-- TASK TO COMPLETE --
Using the data below, gather each line that includes the word "Roles".

-- RAW DATA --

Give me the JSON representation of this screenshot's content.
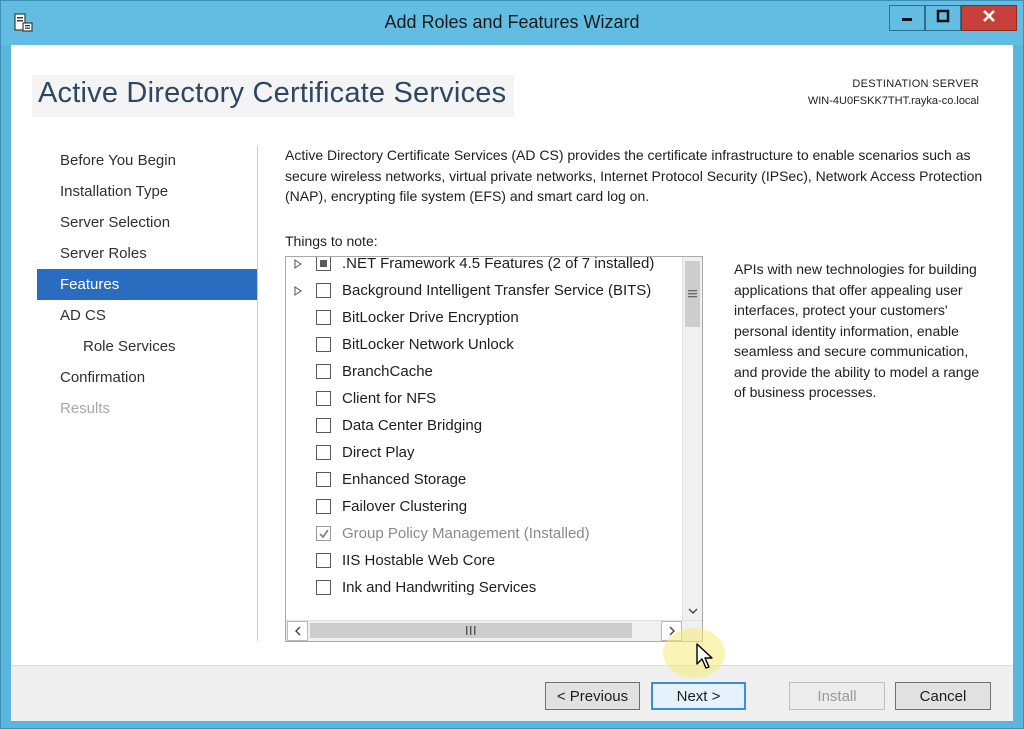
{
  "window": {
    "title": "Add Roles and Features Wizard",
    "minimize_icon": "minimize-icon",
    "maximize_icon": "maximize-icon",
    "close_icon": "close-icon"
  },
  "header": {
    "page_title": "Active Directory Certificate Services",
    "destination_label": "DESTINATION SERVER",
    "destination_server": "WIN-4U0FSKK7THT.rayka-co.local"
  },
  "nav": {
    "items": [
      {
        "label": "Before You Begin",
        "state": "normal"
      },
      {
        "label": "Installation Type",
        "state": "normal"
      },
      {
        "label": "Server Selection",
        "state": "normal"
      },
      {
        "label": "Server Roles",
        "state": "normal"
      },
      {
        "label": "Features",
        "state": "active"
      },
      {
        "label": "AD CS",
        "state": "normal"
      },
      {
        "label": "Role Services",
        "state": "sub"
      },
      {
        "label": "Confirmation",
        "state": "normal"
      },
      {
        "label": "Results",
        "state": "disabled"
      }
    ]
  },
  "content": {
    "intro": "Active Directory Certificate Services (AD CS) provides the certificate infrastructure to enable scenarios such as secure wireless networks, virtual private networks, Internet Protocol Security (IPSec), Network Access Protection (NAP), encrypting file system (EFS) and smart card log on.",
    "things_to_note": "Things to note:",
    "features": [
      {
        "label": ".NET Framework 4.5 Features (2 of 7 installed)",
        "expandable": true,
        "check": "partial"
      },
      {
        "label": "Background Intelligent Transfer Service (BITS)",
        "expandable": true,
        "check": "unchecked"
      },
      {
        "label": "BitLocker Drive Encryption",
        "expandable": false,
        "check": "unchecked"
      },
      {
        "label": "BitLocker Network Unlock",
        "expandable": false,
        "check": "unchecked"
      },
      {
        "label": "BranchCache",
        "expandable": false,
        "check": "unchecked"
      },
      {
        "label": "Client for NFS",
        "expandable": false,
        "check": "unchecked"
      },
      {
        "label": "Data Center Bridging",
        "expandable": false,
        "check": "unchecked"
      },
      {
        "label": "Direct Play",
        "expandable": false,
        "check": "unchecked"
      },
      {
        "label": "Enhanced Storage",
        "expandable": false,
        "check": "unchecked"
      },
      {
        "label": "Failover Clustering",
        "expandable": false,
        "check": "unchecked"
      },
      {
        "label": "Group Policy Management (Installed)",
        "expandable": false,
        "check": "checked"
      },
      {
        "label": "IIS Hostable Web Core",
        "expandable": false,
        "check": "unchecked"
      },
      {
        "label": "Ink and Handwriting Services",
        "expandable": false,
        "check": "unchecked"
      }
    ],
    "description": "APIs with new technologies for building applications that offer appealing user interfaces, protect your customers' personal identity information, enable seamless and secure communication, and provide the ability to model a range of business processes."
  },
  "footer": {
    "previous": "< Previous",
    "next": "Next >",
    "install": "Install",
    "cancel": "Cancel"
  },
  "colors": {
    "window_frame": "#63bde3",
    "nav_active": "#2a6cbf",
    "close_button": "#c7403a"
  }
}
...
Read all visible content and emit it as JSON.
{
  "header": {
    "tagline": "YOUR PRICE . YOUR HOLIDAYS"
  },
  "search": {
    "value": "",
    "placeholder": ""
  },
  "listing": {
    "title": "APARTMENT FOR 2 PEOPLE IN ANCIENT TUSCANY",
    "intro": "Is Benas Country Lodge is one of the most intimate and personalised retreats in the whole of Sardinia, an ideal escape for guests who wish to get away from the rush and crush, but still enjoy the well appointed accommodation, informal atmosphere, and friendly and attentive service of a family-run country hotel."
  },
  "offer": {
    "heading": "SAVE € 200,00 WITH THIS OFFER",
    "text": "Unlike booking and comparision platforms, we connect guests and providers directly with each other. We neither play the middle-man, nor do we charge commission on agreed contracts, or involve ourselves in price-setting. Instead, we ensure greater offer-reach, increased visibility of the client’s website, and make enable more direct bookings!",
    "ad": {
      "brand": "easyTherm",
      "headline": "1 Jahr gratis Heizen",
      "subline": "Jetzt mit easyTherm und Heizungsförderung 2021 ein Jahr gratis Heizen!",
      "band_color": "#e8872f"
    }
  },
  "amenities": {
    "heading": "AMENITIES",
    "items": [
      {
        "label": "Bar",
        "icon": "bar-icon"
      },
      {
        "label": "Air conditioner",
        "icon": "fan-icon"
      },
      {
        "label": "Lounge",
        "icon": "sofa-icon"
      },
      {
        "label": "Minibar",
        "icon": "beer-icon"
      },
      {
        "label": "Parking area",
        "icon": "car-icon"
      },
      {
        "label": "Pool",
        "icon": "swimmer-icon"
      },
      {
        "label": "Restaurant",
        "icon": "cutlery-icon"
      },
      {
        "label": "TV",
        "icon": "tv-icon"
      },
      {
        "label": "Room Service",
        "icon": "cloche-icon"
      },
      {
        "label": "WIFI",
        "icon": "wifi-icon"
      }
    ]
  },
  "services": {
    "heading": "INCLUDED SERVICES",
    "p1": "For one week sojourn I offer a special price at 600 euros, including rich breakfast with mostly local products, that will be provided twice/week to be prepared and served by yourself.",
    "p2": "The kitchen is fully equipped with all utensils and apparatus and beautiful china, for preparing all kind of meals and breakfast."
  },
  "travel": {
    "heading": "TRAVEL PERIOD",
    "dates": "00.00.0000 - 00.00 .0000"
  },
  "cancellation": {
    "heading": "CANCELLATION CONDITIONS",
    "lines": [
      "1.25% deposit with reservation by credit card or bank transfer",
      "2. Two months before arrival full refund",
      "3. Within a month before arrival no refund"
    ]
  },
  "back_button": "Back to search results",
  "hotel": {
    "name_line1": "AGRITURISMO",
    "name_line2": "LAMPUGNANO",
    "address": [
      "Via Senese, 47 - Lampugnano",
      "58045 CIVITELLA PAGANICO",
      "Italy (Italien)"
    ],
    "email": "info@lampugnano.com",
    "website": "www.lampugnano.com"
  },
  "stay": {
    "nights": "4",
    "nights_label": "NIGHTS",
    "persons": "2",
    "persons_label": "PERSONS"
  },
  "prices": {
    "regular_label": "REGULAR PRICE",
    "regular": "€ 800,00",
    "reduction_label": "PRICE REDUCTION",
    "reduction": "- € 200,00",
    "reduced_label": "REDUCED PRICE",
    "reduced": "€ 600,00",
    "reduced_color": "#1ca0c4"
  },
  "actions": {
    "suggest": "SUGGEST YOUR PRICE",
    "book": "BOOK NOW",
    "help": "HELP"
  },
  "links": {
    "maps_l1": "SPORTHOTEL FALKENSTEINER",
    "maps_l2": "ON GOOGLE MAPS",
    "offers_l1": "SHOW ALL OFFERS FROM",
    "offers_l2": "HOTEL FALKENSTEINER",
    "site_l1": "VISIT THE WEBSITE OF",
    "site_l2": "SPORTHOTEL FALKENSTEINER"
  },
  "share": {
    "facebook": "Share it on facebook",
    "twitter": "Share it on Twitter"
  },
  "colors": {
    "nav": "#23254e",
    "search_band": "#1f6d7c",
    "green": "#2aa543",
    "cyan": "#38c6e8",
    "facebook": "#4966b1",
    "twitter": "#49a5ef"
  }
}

-- THE ANSWER --
    "title": "Add Roles and Features Wizard",
        "label": "Server Roles",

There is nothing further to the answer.